To do —
Leaving out the pictures, retype all the material exactly.

###

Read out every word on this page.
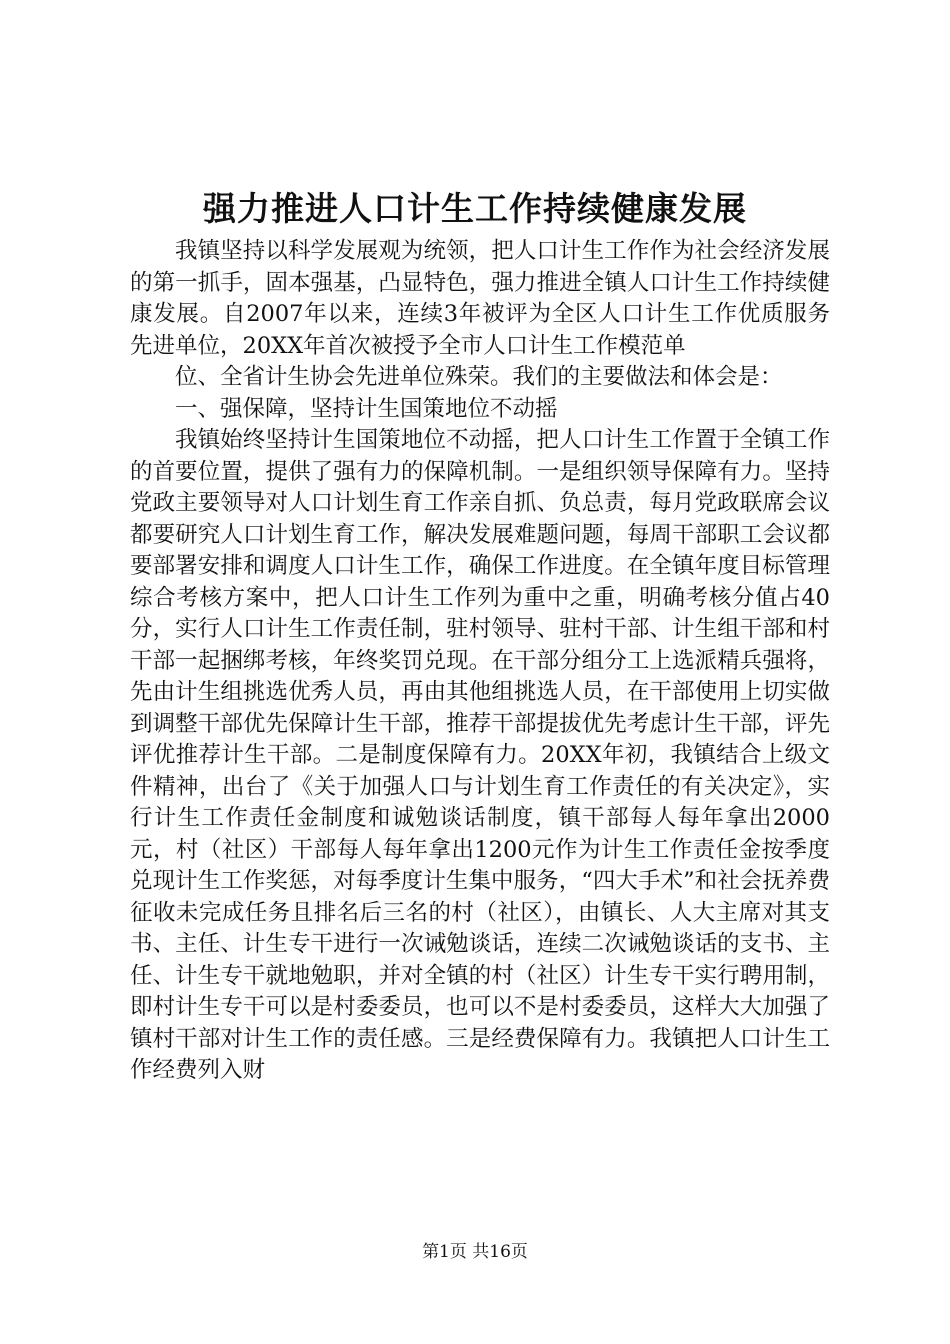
强力推进人口计生工作持续健康发展

我镇坚持以科学发展观为统领，把人口计生工作作为社会经济发展的第一抓手，固本强基，凸显特色，强力推进全镇人口计生工作持续健康发展。自2007年以来，连续3年被评为全区人口计生工作优质服务先进单位，20XX年首次被授予全市人口计生工作模范单

位、全省计生协会先进单位殊荣。我们的主要做法和体会是：

一、强保障，坚持计生国策地位不动摇

我镇始终坚持计生国策地位不动摇，把人口计生工作置于全镇工作的首要位置，提供了强有力的保障机制。一是组织领导保障有力。坚持党政主要领导对人口计划生育工作亲自抓、负总责，每月党政联席会议都要研究人口计划生育工作，解决发展难题问题，每周干部职工会议都要部署安排和调度人口计生工作，确保工作进度。在全镇年度目标管理综合考核方案中，把人口计生工作列为重中之重，明确考核分值占40分，实行人口计生工作责任制，驻村领导、驻村干部、计生组干部和村干部一起捆绑考核，年终奖罚兑现。在干部分组分工上选派精兵强将，先由计生组挑选优秀人员，再由其他组挑选人员，在干部使用上切实做到调整干部优先保障计生干部，推荐干部提拔优先考虑计生干部，评先评优推荐计生干部。二是制度保障有力。20XX年初，我镇结合上级文件精神，出台了《关于加强人口与计划生育工作责任的有关决定》，实行计生工作责任金制度和诚勉谈话制度，镇干部每人每年拿出2000元，村（社区）干部每人每年拿出1200元作为计生工作责任金按季度兑现计生工作奖惩，对每季度计生集中服务，“四大手术”和社会抚养费征收未完成任务且排名后三名的村（社区），由镇长、人大主席对其支书、主任、计生专干进行一次诫勉谈话，连续二次诫勉谈话的支书、主任、计生专干就地勉职，并对全镇的村（社区）计生专干实行聘用制，即村计生专干可以是村委委员，也可以不是村委委员，这样大大加强了镇村干部对计生工作的责任感。三是经费保障有力。我镇把人口计生工作经费列入财

第1页 共16页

###

Response to the task —
Read out every word on this page.
强力推进人口计生工作持续健康发展

我镇坚持以科学发展观为统领，把人口计生工作作为社会经济发展的第一抓手，固本强基，凸显特色，强力推进全镇人口计生工作持续健康发展。自2007年以来，连续3年被评为全区人口计生工作优质服务先进单位，20XX年首次被授予全市人口计生工作模范单

位、全省计生协会先进单位殊荣。我们的主要做法和体会是：

一、强保障，坚持计生国策地位不动摇

我镇始终坚持计生国策地位不动摇，把人口计生工作置于全镇工作的首要位置，提供了强有力的保障机制。一是组织领导保障有力。坚持党政主要领导对人口计划生育工作亲自抓、负总责，每月党政联席会议都要研究人口计划生育工作，解决发展难题问题，每周干部职工会议都要部署安排和调度人口计生工作，确保工作进度。在全镇年度目标管理综合考核方案中，把人口计生工作列为重中之重，明确考核分值占40分，实行人口计生工作责任制，驻村领导、驻村干部、计生组干部和村干部一起捆绑考核，年终奖罚兑现。在干部分组分工上选派精兵强将，先由计生组挑选优秀人员，再由其他组挑选人员，在干部使用上切实做到调整干部优先保障计生干部，推荐干部提拔优先考虑计生干部，评先评优推荐计生干部。二是制度保障有力。20XX年初，我镇结合上级文件精神，出台了《关于加强人口与计划生育工作责任的有关决定》，实行计生工作责任金制度和诚勉谈话制度，镇干部每人每年拿出2000元，村（社区）干部每人每年拿出1200元作为计生工作责任金按季度兑现计生工作奖惩，对每季度计生集中服务，“四大手术”和社会抚养费征收未完成任务且排名后三名的村（社区），由镇长、人大主席对其支书、主任、计生专干进行一次诫勉谈话，连续二次诫勉谈话的支书、主任、计生专干就地勉职，并对全镇的村（社区）计生专干实行聘用制，即村计生专干可以是村委委员，也可以不是村委委员，这样大大加强了镇村干部对计生工作的责任感。三是经费保障有力。我镇把人口计生工作经费列入财

第1页 共16页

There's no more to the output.